_Teks_.
────────────────

Oleh: Muhammad Subarkah
Wartawan Senior Republika
Sampai awal abad abad 20 Batavia bisa disebut kota gundik. Ini karena fakta sejarah 'kadung' menyatakan dulu di masa kolonial hampir separuh penduduk kota ini keturunan gundik dan budak. JP Coen saat menjabat sebagai Gubernur Jendral Hindia Belanda (pada tahun 1619) adalah penguasa pertama yang melegalkannya.
Tak hanya melegalkan perbudakan, Coen mendatangkan perempuan dari berbagai daerah, misalnya mengangkut perempuan asal Bali dan Sunda. Nyai Dasima salah satu contoh dari sekian banyak fakta betapa kuatnya eksistensi Gundik di kota pusat pemerintahan ini. Sedangkan salah satu anak gundik yang terkenal di antaranya Untung Surapati.

────────────────

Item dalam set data
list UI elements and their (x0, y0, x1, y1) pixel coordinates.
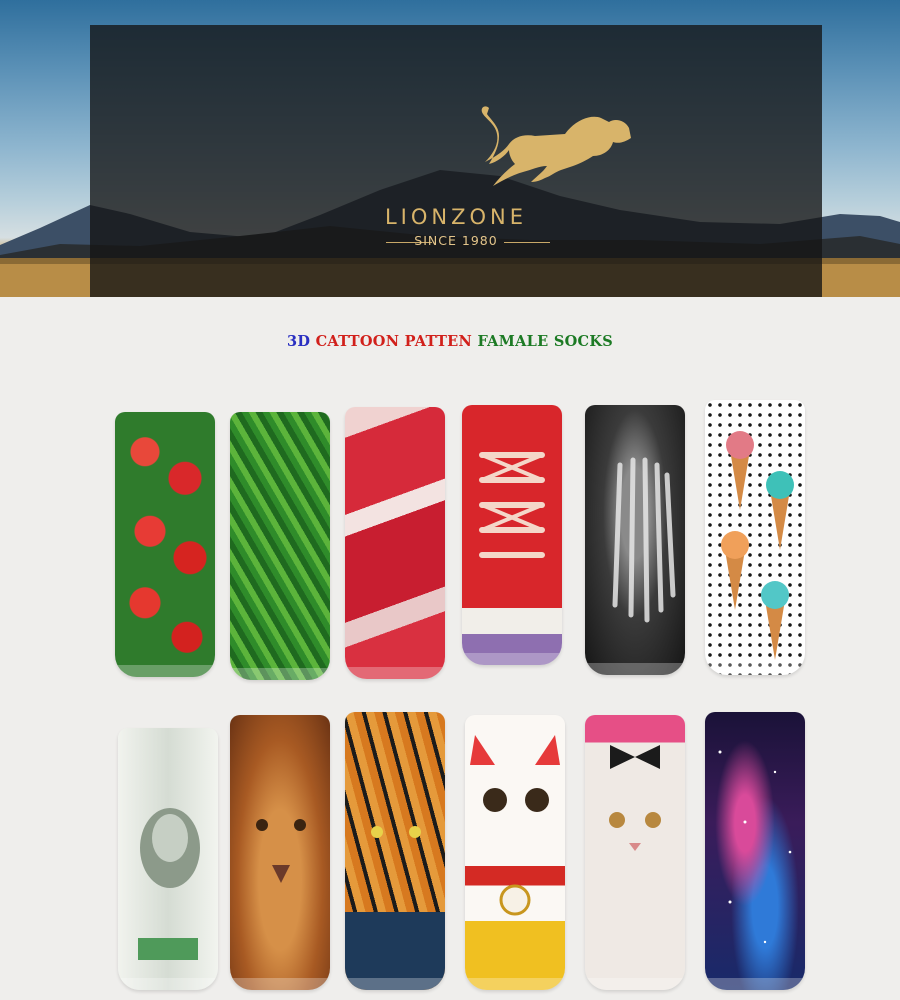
shoelace-icon (479, 452, 545, 558)
sock-dollar-bill (118, 728, 218, 990)
since-divider-right (504, 242, 550, 243)
leaping-lion-icon (481, 106, 631, 186)
franklin-portrait-icon (138, 808, 200, 960)
hero-banner: LIONZONE SINCE 1980 (0, 0, 900, 297)
sock-strawberry (115, 412, 215, 677)
sock-green-leaves (230, 412, 330, 680)
tiger-face-icon (345, 826, 445, 990)
lucky-cat-icon (470, 735, 560, 916)
headline-3d: 3D (286, 333, 311, 350)
sock-ice-cream-cones (705, 400, 805, 675)
ice-cream-icon (721, 431, 794, 660)
brand-since: SINCE 1980 (414, 233, 498, 248)
stars-icon (718, 750, 792, 944)
sock-lion-face (230, 715, 330, 990)
sock-raw-meat (345, 407, 445, 679)
brand-panel: LIONZONE SINCE 1980 (90, 25, 822, 297)
brand-logo: LIONZONE SINCE 1980 (90, 25, 822, 297)
sock-white-cat-bow (585, 715, 685, 990)
lion-face-icon (256, 819, 306, 883)
product-headline: 3D CATTOON PATTEN FAMALE SOCKS (0, 333, 900, 350)
sock-galaxy (705, 712, 805, 990)
sock-foot-x-ray (585, 405, 685, 675)
headline-socks: FAMALE SOCKS (477, 333, 614, 350)
sock-tiger-face (345, 712, 445, 990)
sock-red-sneaker (462, 405, 562, 665)
sock-lucky-cat (465, 715, 565, 990)
foot-bones-icon (612, 457, 676, 623)
headline-pattern: CATTOON PATTEN (315, 333, 473, 350)
brand-name: LIONZONE (384, 205, 528, 229)
cat-face-icon (609, 745, 661, 851)
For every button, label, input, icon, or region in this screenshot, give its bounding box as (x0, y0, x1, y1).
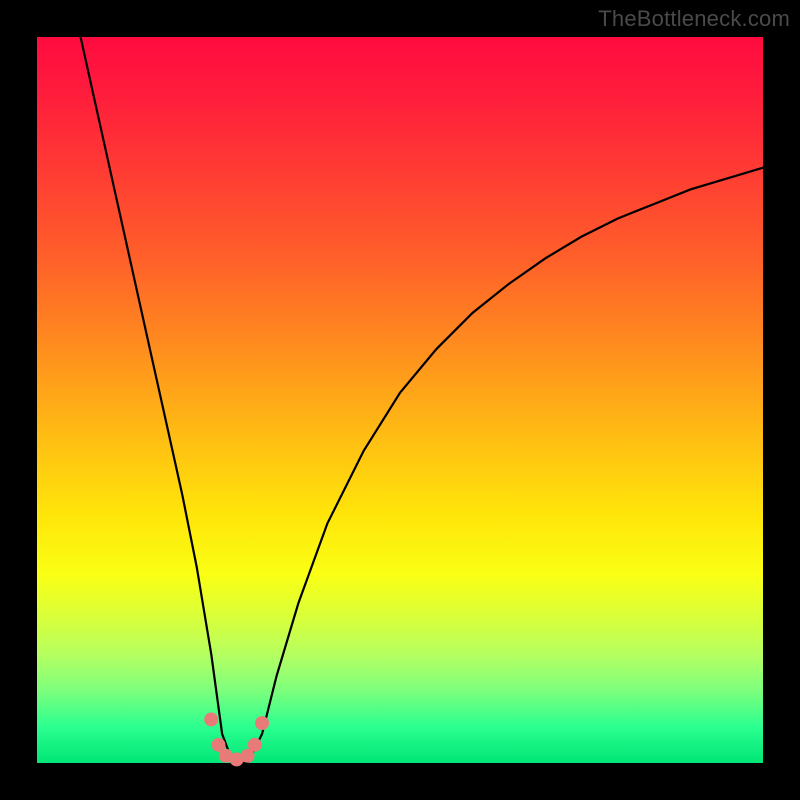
plot-area (37, 37, 763, 763)
chart-svg (37, 37, 763, 763)
marker-dot (248, 738, 262, 752)
watermark-text: TheBottleneck.com (598, 6, 790, 32)
marker-dot (204, 712, 218, 726)
chart-frame: TheBottleneck.com (0, 0, 800, 800)
bottleneck-curve (81, 37, 763, 763)
marker-dot (255, 716, 269, 730)
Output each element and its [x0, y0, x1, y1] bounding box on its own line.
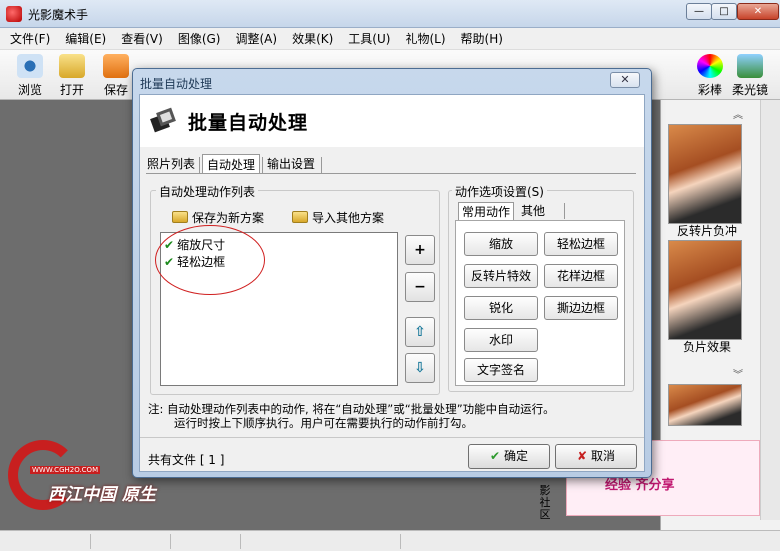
ok-label: 确定 [504, 449, 529, 463]
menu-bar: 文件(F) 编辑(E) 查看(V) 图像(G) 调整(A) 效果(K) 工具(U… [0, 28, 780, 50]
sharpen-button[interactable]: 锐化 [464, 296, 538, 320]
menu-file[interactable]: 文件(F) [10, 30, 50, 47]
footer-divider [140, 437, 644, 438]
status-divider [170, 534, 171, 549]
cancel-button[interactable]: ✘ 取消 [555, 444, 637, 469]
batch-process-icon [150, 107, 176, 133]
watermark-url: WWW.CGH2O.COM [30, 466, 101, 474]
open-label: 打开 [59, 83, 84, 97]
torn-border-button[interactable]: 撕边边框 [544, 296, 618, 320]
file-count: 共有文件 [ 1 ] [148, 453, 225, 467]
tab-divider [564, 203, 565, 219]
easy-border-button[interactable]: 轻松边框 [544, 232, 618, 256]
status-divider [240, 534, 241, 549]
minimize-button[interactable]: — [686, 3, 712, 20]
fancy-border-button[interactable]: 花样边框 [544, 264, 618, 288]
save-label: 保存 [103, 83, 128, 97]
menu-view[interactable]: 查看(V) [121, 30, 163, 47]
status-divider [400, 534, 401, 549]
maximize-button[interactable]: □ [711, 3, 737, 20]
action-list-title: 自动处理动作列表 [156, 183, 259, 200]
tab-divider [321, 157, 322, 173]
app-icon [6, 6, 22, 22]
tab-auto-process[interactable]: 自动处理 [202, 154, 261, 174]
cross-icon: ✘ [576, 449, 588, 463]
watermark-button[interactable]: 水印 [464, 328, 538, 352]
tab-photo-list[interactable]: 照片列表 [143, 154, 199, 174]
effect-thumbnail-3[interactable] [668, 384, 742, 426]
browse-button[interactable]: 浏览 [8, 52, 52, 98]
save-scheme-label: 保存为新方案 [192, 211, 265, 225]
colorful-button[interactable]: 彩棒 [688, 52, 732, 98]
tab-other[interactable]: 其他 [518, 202, 548, 221]
menu-edit[interactable]: 编辑(E) [65, 30, 106, 47]
import-scheme-button[interactable]: 导入其他方案 [292, 209, 384, 226]
side-scrollbar[interactable] [760, 100, 780, 520]
add-action-button[interactable]: + [405, 235, 435, 265]
browse-label: 浏览 [17, 83, 42, 97]
menu-image[interactable]: 图像(G) [178, 30, 221, 47]
panel-collapse-icon[interactable]: ︽ [730, 106, 746, 121]
menu-effects[interactable]: 效果(K) [292, 30, 333, 47]
tab-output-settings[interactable]: 输出设置 [263, 154, 319, 174]
note-line-2: 运行时按上下顺序执行。用户可在需要执行的动作前打勾。 [174, 416, 473, 430]
action-options-title: 动作选项设置(S) [452, 183, 547, 200]
reversal-effect-button[interactable]: 反转片特效 [464, 264, 538, 288]
menu-help[interactable]: 帮助(H) [461, 30, 503, 47]
window-close-button[interactable]: ✕ [737, 3, 779, 20]
import-scheme-label: 导入其他方案 [312, 211, 385, 225]
effect-thumbnail-reversal[interactable] [668, 124, 742, 224]
softglow-button[interactable]: 柔光镜 [728, 52, 772, 98]
menu-gifts[interactable]: 礼物(L) [405, 30, 445, 47]
dialog-heading: 批量自动处理 [188, 112, 309, 134]
save-icon [103, 54, 129, 78]
text-signature-button[interactable]: 文字签名 [464, 358, 538, 382]
menu-tools[interactable]: 工具(U) [348, 30, 390, 47]
effect-caption-negative: 负片效果 [682, 340, 731, 354]
colorful-label: 彩棒 [697, 83, 722, 97]
move-down-button[interactable]: ⇩ [405, 353, 435, 383]
title-bar [0, 0, 780, 28]
dialog-close-button[interactable]: ✕ [610, 72, 640, 88]
folder-icon [172, 211, 188, 223]
remove-action-button[interactable]: − [405, 272, 435, 302]
save-scheme-button[interactable]: 保存为新方案 [172, 209, 264, 226]
panel-expand-icon[interactable]: ︾ [730, 366, 746, 381]
landscape-icon [737, 54, 763, 78]
effect-caption-reversal: 反转片负冲 [676, 224, 737, 238]
dialog-note: 注: 自动处理动作列表中的动作, 将在“自动处理”或“批量处理”功能中自动运行。… [148, 402, 638, 430]
folder-open-icon [59, 54, 85, 78]
dialog-title: 批量自动处理 [140, 77, 213, 91]
tab-underline [146, 173, 636, 174]
tab-divider [199, 157, 200, 173]
note-line-1: 注: 自动处理动作列表中的动作, 将在“自动处理”或“批量处理”功能中自动运行。 [148, 402, 555, 416]
window-title: 光影魔术手 [28, 8, 89, 22]
open-button[interactable]: 打开 [50, 52, 94, 98]
magic-wand-icon [697, 54, 723, 78]
softglow-label: 柔光镜 [731, 83, 768, 97]
status-divider [90, 534, 91, 549]
menu-adjust[interactable]: 调整(A) [235, 30, 277, 47]
scale-button[interactable]: 缩放 [464, 232, 538, 256]
move-up-button[interactable]: ⇧ [405, 317, 435, 347]
ok-button[interactable]: ✔ 确定 [468, 444, 550, 469]
folder-icon [292, 211, 308, 223]
community-label[interactable]: 影社区 [537, 485, 553, 521]
status-bar [0, 530, 780, 551]
check-icon: ✔ [489, 449, 501, 463]
annotation-circle [155, 225, 265, 295]
cancel-label: 取消 [591, 449, 616, 463]
effect-thumbnail-negative[interactable] [668, 240, 742, 340]
tab-common-actions[interactable]: 常用动作 [458, 202, 515, 221]
eye-icon [17, 54, 43, 78]
watermark-text: 西江中国 原生 [48, 485, 156, 505]
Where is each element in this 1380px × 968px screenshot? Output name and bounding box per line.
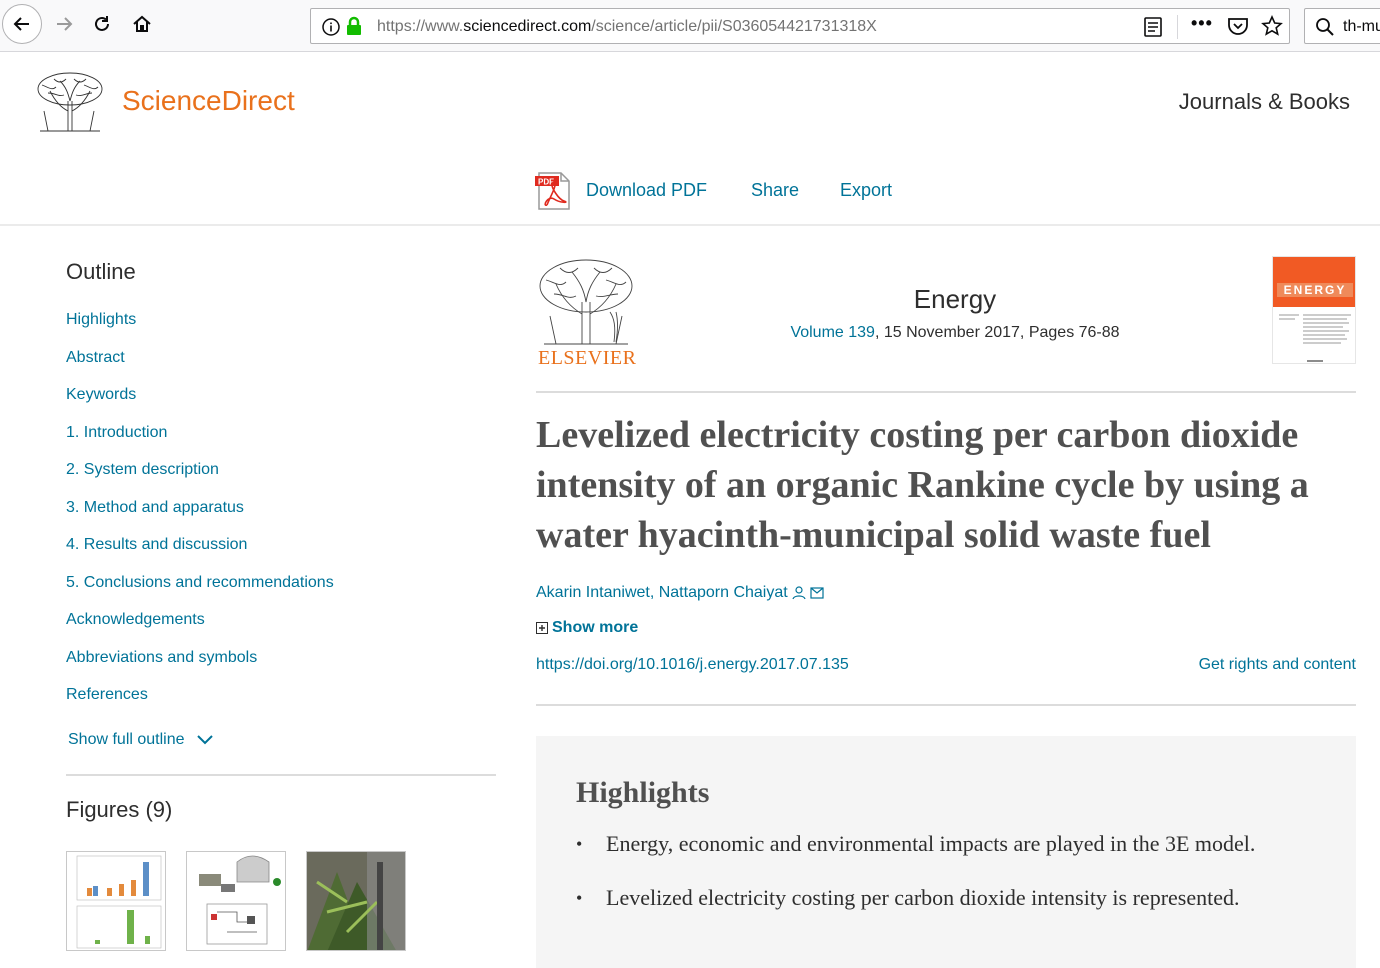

────────────────

_Tugas yang Dikerjakan_.
• A. Tuliskan ulang baris-baris dalam data, mulai dari baris yang memuat "shoelace-icon (479, 452, 545, 558)" sampai dengan baris yang memuat "sock-ice-cream-cones (705, 400, 805, 675)".
• B. Lanjutkan teks tentang Batavia sebagai kota gundik dari bagian terakhirnya.
Teks dan data di atas adalah dua bahan yang terpisah.

_Jawaban Latihan_.
• A.
shoelace-icon (479, 452, 545, 558)
sock-dollar-bill (118, 728, 218, 990)
since-divider-right (504, 242, 550, 243)
leaping-lion-icon (481, 106, 631, 186)
franklin-portrait-icon (138, 808, 200, 960)
hero-banner: LIONZONE SINCE 1980 (0, 0, 900, 297)
sock-strawberry (115, 412, 215, 677)
sock-green-leaves (230, 412, 330, 680)
tiger-face-icon (345, 826, 445, 990)
lucky-cat-icon (470, 735, 560, 916)
headline-3d: 3D (286, 333, 311, 350)
sock-ice-cream-cones (705, 400, 805, 675)

• B.
Alhasil, mulai saat itu tak ada pejabat Belanda yang tak punya gundik dan budak. Khusus untuk praktik pergundikan, sebaran pendudukanya semakin meluas karena orang Eropa yang datang ke Hindia Belanda tetap tanpa disertai istri atau 'perempuan bule' Eropa. Jadi praktik pergundikan ini berlangsung sangat lama di Batavia, mencapai ratusan tahun, atau seumur penjajahan Belanda di Indonesia.
Bahkan tak tanggung-tanggung, pernah suatu waktu perempuan dari panti asuhan di Belanda di-'ekspor' ke Batavia untuk mengisi kekosongan perempuan Eropa di Batavia. Namun sayang mereka banyak yang meninggal karena tak tahan 'cuaca panas' serta akibat sanitasi kota Batavia yang buruk.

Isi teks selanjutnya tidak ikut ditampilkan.